── Extrait du texte

Pour s’y rendre, depuis Douala, la capitale économique, cet entrepreneur aurait pu prendre sa voiture. Il le faisait encore il y a quelques années pour un trajet de moins de deux heures. Mais cette fois-ci, il a dû prendre le train : «Car la route est désormais tellement mauvaise qu’elle n’est plus praticable dès qu’il pleut», déplore-t-il. «Et cette situation est encore plus pénalisante pour les paysans de mon village qui se retrouvent coupés du monde, ne peuvent plus aller vendre leurs récoltes en ville. Et on voudrait qu’ils votent une fois de plus pour Biya ? Un grand nombre d’entre eux m’ont avoué avoir pris l’argent offert par les autorités locales sans suivre pour autant leurs consignes de vote en faveur du Président», assure-t-il.

────

### Liste des exercices
a) Dans l'extrait sur la route de Douala, relevez chaque verbe à l'infinitif (présent ou passé) dans l'ordre où il apparaît, en comptant chaque occurrence.
b) Reprenez le récit sur la route de Douala et prolongez-le à partir de sa dernière phrase.

── Les données

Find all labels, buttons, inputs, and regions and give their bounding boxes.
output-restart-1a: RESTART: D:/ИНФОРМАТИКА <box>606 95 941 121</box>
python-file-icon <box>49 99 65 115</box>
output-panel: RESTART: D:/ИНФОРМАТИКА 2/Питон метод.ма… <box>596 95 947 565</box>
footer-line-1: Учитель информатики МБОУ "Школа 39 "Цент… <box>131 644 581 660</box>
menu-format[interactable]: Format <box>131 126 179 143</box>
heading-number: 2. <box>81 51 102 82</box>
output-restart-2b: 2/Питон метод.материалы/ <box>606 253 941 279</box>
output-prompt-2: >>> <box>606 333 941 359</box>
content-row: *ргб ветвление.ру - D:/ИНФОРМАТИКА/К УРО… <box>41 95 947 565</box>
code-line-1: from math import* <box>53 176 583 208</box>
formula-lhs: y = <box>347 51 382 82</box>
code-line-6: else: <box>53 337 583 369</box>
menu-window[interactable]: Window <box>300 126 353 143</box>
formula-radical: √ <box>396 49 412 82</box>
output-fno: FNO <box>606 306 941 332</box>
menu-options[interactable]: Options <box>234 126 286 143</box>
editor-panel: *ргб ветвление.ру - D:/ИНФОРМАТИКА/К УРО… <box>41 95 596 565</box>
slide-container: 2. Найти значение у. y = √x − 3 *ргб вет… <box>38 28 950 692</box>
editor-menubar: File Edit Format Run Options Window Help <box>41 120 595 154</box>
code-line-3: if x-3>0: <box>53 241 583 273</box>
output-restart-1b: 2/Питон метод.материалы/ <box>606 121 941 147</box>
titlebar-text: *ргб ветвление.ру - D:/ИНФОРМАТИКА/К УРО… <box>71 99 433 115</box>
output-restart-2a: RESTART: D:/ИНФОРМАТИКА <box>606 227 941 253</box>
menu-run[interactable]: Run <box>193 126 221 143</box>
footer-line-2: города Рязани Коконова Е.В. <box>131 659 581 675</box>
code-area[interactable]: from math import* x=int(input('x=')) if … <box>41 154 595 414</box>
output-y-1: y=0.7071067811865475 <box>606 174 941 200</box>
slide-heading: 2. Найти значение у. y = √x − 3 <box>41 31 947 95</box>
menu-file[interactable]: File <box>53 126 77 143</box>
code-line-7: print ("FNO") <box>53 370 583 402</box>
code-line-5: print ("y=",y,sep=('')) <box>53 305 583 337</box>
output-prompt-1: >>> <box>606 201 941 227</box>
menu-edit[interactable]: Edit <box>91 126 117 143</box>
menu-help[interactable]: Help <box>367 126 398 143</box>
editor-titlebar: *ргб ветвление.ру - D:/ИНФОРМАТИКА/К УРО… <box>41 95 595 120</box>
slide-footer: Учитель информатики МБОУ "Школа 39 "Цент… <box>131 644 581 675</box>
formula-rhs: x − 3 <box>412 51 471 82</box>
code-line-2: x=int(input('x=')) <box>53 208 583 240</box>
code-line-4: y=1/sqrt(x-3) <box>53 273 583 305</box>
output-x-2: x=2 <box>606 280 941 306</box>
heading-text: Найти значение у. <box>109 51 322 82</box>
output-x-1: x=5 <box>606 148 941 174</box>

────

### Réponses par numéro
a) s'y rendre, prendre (sa voiture), prendre (le train), aller, vendre, avoir pris, suivre

b)
«Quant au bourrage des urnes, les militants de l’opposition sont plus attentifs cette fois-ci et les réseaux sociaux leur ont permis de donner l’alerte plus rapidement», ajoute Pierre. De fait, dès dimanche soir, les réseaux sociaux répercutaient tous les griefs des électeurs et accusations de fraudes qui s’accumulaient au fil des heures.

«Les Camerounais ont changé»

Reste qu’en se déclarant tout de suite vainqueur du scrutin, Maurice Kamto engage effectivement «une terrible partie d’échecs», grillant la politesse aux autres candidats et surtout au Conseil constitutionnel, acquis au chef de l’Etat sortant mais en principe seul habilité à prononcer les résultats officiels dans une durée de quinze jours.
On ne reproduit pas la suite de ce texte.